_Problem details_: Copy the records below exactly, leaving out any pictures.

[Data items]
···

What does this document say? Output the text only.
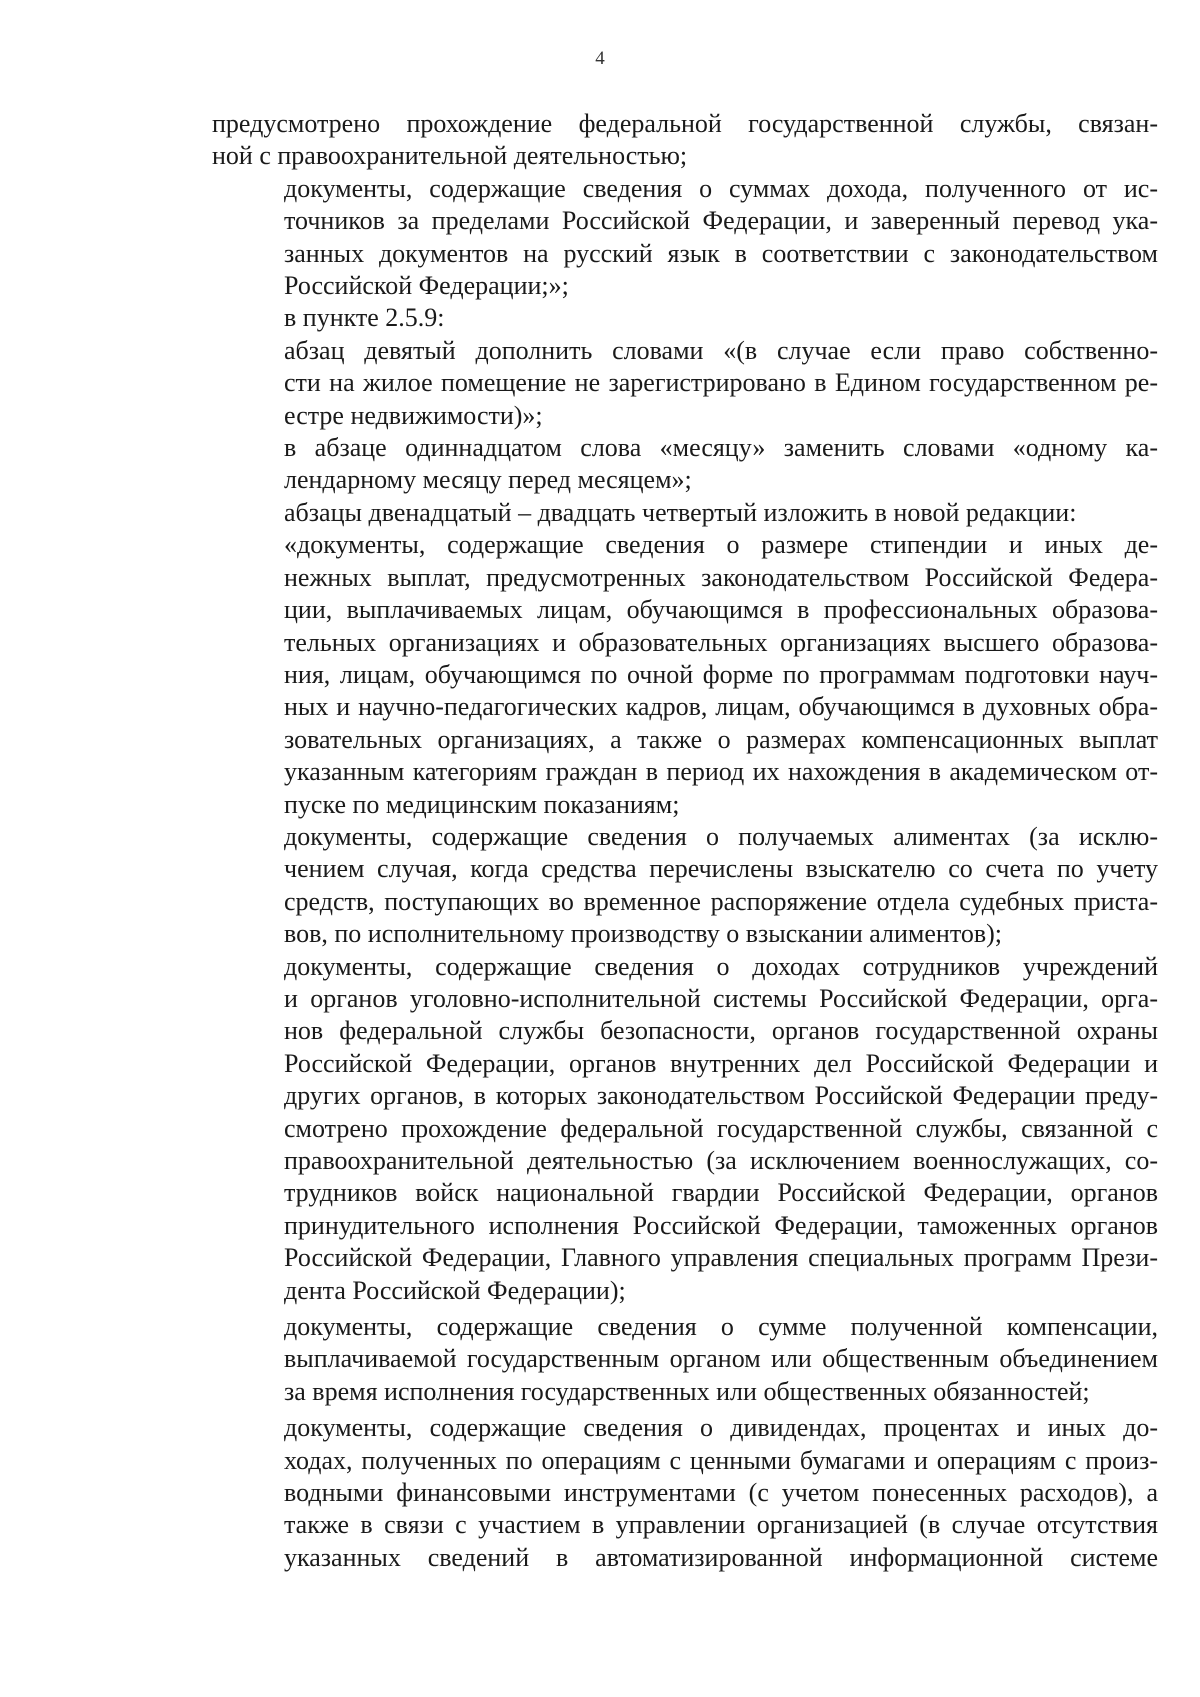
4

предусмотрено прохождение федеральной государственной службы, связан-
ной с правоохранительной деятельностью;

документы, содержащие сведения о суммах дохода, полученного от ис-
точников за пределами Российской Федерации, и заверенный перевод ука-
занных документов на русский язык в соответствии с законодательством
Российской Федерации;»;

в пункте 2.5.9:

абзац девятый дополнить словами «(в случае если право собственно-
сти на жилое помещение не зарегистрировано в Едином государственном ре-
естре недвижимости)»;

в абзаце одиннадцатом слова «месяцу» заменить словами «одному ка-
лендарному месяцу перед месяцем»;

абзацы двенадцатый – двадцать четвертый изложить в новой редакции:

«документы, содержащие сведения о размере стипендии и иных де-
нежных выплат, предусмотренных законодательством Российской Федера-
ции, выплачиваемых лицам, обучающимся в профессиональных образова-
тельных организациях и образовательных организациях высшего образова-
ния, лицам, обучающимся по очной форме по программам подготовки науч-
ных и научно-педагогических кадров, лицам, обучающимся в духовных обра-
зовательных организациях, а также о размерах компенсационных выплат
указанным категориям граждан в период их нахождения в академическом от-
пуске по медицинским показаниям;

документы, содержащие сведения о получаемых алиментах (за исклю-
чением случая, когда средства перечислены взыскателю со счета по учету
средств, поступающих во временное распоряжение отдела судебных приста-
вов, по исполнительному производству о взыскании алиментов);

документы, содержащие сведения о доходах сотрудников учреждений
и органов уголовно-исполнительной системы Российской Федерации, орга-
нов федеральной службы безопасности, органов государственной охраны
Российской Федерации, органов внутренних дел Российской Федерации и
других органов, в которых законодательством Российской Федерации преду-
смотрено прохождение федеральной государственной службы, связанной с
правоохранительной деятельностью (за исключением военнослужащих, со-
трудников войск национальной гвардии Российской Федерации, органов
принудительного исполнения Российской Федерации, таможенных органов
Российской Федерации, Главного управления специальных программ Прези-
дента Российской Федерации);

документы, содержащие сведения о сумме полученной компенсации,
выплачиваемой государственным органом или общественным объединением
за время исполнения государственных или общественных обязанностей;

документы, содержащие сведения о дивидендах, процентах и иных до-
ходах, полученных по операциям с ценными бумагами и операциям с произ-
водными финансовыми инструментами (с учетом понесенных расходов), а
также в связи с участием в управлении организацией (в случае отсутствия
указанных сведений в автоматизированной информационной системе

···

_Answer to this problem_:
What does this document say? Output the text only.
4

предусмотрено прохождение федеральной государственной службы, связан-
ной с правоохранительной деятельностью;

документы, содержащие сведения о суммах дохода, полученного от ис-
точников за пределами Российской Федерации, и заверенный перевод ука-
занных документов на русский язык в соответствии с законодательством
Российской Федерации;»;

в пункте 2.5.9:

абзац девятый дополнить словами «(в случае если право собственно-
сти на жилое помещение не зарегистрировано в Едином государственном ре-
естре недвижимости)»;

в абзаце одиннадцатом слова «месяцу» заменить словами «одному ка-
лендарному месяцу перед месяцем»;

абзацы двенадцатый – двадцать четвертый изложить в новой редакции:

«документы, содержащие сведения о размере стипендии и иных де-
нежных выплат, предусмотренных законодательством Российской Федера-
ции, выплачиваемых лицам, обучающимся в профессиональных образова-
тельных организациях и образовательных организациях высшего образова-
ния, лицам, обучающимся по очной форме по программам подготовки науч-
ных и научно-педагогических кадров, лицам, обучающимся в духовных обра-
зовательных организациях, а также о размерах компенсационных выплат
указанным категориям граждан в период их нахождения в академическом от-
пуске по медицинским показаниям;

документы, содержащие сведения о получаемых алиментах (за исклю-
чением случая, когда средства перечислены взыскателю со счета по учету
средств, поступающих во временное распоряжение отдела судебных приста-
вов, по исполнительному производству о взыскании алиментов);

документы, содержащие сведения о доходах сотрудников учреждений
и органов уголовно-исполнительной системы Российской Федерации, орга-
нов федеральной службы безопасности, органов государственной охраны
Российской Федерации, органов внутренних дел Российской Федерации и
других органов, в которых законодательством Российской Федерации преду-
смотрено прохождение федеральной государственной службы, связанной с
правоохранительной деятельностью (за исключением военнослужащих, со-
трудников войск национальной гвардии Российской Федерации, органов
принудительного исполнения Российской Федерации, таможенных органов
Российской Федерации, Главного управления специальных программ Прези-
дента Российской Федерации);

документы, содержащие сведения о сумме полученной компенсации,
выплачиваемой государственным органом или общественным объединением
за время исполнения государственных или общественных обязанностей;

документы, содержащие сведения о дивидендах, процентах и иных до-
ходах, полученных по операциям с ценными бумагами и операциям с произ-
водными финансовыми инструментами (с учетом понесенных расходов), а
также в связи с участием в управлении организацией (в случае отсутствия
указанных сведений в автоматизированной информационной системе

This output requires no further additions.